Required task: Write out the data again in full, exactly as it reads.

Records supplied:
===============
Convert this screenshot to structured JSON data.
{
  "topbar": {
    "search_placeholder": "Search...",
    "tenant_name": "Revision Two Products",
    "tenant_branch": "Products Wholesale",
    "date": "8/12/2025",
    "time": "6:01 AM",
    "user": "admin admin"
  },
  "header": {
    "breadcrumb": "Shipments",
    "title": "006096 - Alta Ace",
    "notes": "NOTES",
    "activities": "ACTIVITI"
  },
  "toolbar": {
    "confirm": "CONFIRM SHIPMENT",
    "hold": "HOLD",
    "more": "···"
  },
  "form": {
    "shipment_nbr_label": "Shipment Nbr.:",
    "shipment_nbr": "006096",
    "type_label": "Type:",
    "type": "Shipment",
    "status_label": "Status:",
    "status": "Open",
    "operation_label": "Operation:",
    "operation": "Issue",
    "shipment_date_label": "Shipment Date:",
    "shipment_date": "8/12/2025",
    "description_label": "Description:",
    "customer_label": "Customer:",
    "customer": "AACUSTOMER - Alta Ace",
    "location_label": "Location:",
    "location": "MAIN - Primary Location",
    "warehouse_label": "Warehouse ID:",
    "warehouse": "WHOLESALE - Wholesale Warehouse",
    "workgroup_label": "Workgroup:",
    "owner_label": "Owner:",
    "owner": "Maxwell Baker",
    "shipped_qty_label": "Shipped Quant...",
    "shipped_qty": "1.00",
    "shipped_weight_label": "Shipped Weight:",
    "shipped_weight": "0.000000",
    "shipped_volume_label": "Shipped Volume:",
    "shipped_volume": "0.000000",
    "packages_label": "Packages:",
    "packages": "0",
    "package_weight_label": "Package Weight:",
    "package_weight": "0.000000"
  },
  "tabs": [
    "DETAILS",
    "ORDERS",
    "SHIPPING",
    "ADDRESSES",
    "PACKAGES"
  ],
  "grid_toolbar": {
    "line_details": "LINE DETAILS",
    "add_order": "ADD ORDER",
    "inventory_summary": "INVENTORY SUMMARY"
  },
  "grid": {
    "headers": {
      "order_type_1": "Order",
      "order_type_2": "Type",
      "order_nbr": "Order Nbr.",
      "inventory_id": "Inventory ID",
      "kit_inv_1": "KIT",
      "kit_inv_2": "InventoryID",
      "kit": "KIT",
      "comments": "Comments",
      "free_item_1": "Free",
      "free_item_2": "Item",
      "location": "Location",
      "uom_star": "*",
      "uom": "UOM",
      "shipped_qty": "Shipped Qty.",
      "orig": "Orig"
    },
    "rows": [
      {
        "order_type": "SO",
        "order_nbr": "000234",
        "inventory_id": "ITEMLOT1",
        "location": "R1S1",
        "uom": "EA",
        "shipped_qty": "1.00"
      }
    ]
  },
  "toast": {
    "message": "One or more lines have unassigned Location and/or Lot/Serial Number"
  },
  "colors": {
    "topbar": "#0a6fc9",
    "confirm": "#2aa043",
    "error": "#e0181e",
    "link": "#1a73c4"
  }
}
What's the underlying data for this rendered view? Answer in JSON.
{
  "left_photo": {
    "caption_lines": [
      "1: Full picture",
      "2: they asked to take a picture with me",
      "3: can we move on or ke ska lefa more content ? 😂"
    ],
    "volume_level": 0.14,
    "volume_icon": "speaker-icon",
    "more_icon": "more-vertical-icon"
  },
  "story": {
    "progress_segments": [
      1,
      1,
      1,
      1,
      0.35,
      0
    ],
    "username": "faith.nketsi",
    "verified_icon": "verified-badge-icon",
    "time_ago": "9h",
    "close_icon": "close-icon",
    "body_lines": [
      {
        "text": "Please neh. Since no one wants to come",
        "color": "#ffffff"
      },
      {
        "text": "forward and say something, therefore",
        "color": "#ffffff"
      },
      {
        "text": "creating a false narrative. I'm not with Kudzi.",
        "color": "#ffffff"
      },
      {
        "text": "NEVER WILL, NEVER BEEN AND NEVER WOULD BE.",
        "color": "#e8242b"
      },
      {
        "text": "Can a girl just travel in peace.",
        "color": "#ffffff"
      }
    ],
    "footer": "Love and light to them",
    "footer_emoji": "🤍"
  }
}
===============
Task solution:
Convert this screenshot to structured JSON data.
{
  "topbar": {
    "search_placeholder": "Search...",
    "tenant_name": "Revision Two Products",
    "tenant_branch": "Products Wholesale",
    "date": "8/12/2025",
    "time": "6:01 AM",
    "user": "admin admin"
  },
  "header": {
    "breadcrumb": "Shipments",
    "title": "006096 - Alta Ace",
    "notes": "NOTES",
    "activities": "ACTIVITI"
  },
  "toolbar": {
    "confirm": "CONFIRM SHIPMENT",
    "hold": "HOLD",
    "more": "···"
  },
  "form": {
    "shipment_nbr_label": "Shipment Nbr.:",
    "shipment_nbr": "006096",
    "type_label": "Type:",
    "type": "Shipment",
    "status_label": "Status:",
    "status": "Open",
    "operation_label": "Operation:",
    "operation": "Issue",
    "shipment_date_label": "Shipment Date:",
    "shipment_date": "8/12/2025",
    "description_label": "Description:",
    "customer_label": "Customer:",
    "customer": "AACUSTOMER - Alta Ace",
    "location_label": "Location:",
    "location": "MAIN - Primary Location",
    "warehouse_label": "Warehouse ID:",
    "warehouse": "WHOLESALE - Wholesale Warehouse",
    "workgroup_label": "Workgroup:",
    "owner_label": "Owner:",
    "owner": "Maxwell Baker",
    "shipped_qty_label": "Shipped Quant...",
    "shipped_qty": "1.00",
    "shipped_weight_label": "Shipped Weight:",
    "shipped_weight": "0.000000",
    "shipped_volume_label": "Shipped Volume:",
    "shipped_volume": "0.000000",
    "packages_label": "Packages:",
    "packages": "0",
    "package_weight_label": "Package Weight:",
    "package_weight": "0.000000"
  },
  "tabs": [
    "DETAILS",
    "ORDERS",
    "SHIPPING",
    "ADDRESSES",
    "PACKAGES"
  ],
  "grid_toolbar": {
    "line_details": "LINE DETAILS",
    "add_order": "ADD ORDER",
    "inventory_summary": "INVENTORY SUMMARY"
  },
  "grid": {
    "headers": {
      "order_type_1": "Order",
      "order_type_2": "Type",
      "order_nbr": "Order Nbr.",
      "inventory_id": "Inventory ID",
      "kit_inv_1": "KIT",
      "kit_inv_2": "InventoryID",
      "kit": "KIT",
      "comments": "Comments",
      "free_item_1": "Free",
      "free_item_2": "Item",
      "location": "Location",
      "uom_star": "*",
      "uom": "UOM",
      "shipped_qty": "Shipped Qty.",
      "orig": "Orig"
    },
    "rows": [
      {
        "order_type": "SO",
        "order_nbr": "000234",
        "inventory_id": "ITEMLOT1",
        "location": "R1S1",
        "uom": "EA",
        "shipped_qty": "1.00"
      }
    ]
  },
  "toast": {
    "message": "One or more lines have unassigned Location and/or Lot/Serial Number"
  },
  "colors": {
    "topbar": "#0a6fc9",
    "confirm": "#2aa043",
    "error": "#e0181e",
    "link": "#1a73c4"
  }
}
What's the underlying data for this rendered view? Answer in JSON.
{
  "left_photo": {
    "caption_lines": [
      "1: Full picture",
      "2: they asked to take a picture with me",
      "3: can we move on or ke ska lefa more content ? 😂"
    ],
    "volume_level": 0.14,
    "volume_icon": "speaker-icon",
    "more_icon": "more-vertical-icon"
  },
  "story": {
    "progress_segments": [
      1,
      1,
      1,
      1,
      0.35,
      0
    ],
    "username": "faith.nketsi",
    "verified_icon": "verified-badge-icon",
    "time_ago": "9h",
    "close_icon": "close-icon",
    "body_lines": [
      {
        "text": "Please neh. Since no one wants to come",
        "color": "#ffffff"
      },
      {
        "text": "forward and say something, therefore",
        "color": "#ffffff"
      },
      {
        "text": "creating a false narrative. I'm not with Kudzi.",
        "color": "#ffffff"
      },
      {
        "text": "NEVER WILL, NEVER BEEN AND NEVER WOULD BE.",
        "color": "#e8242b"
      },
      {
        "text": "Can a girl just travel in peace.",
        "color": "#ffffff"
      }
    ],
    "footer": "Love and light to them",
    "footer_emoji": "🤍"
  }
}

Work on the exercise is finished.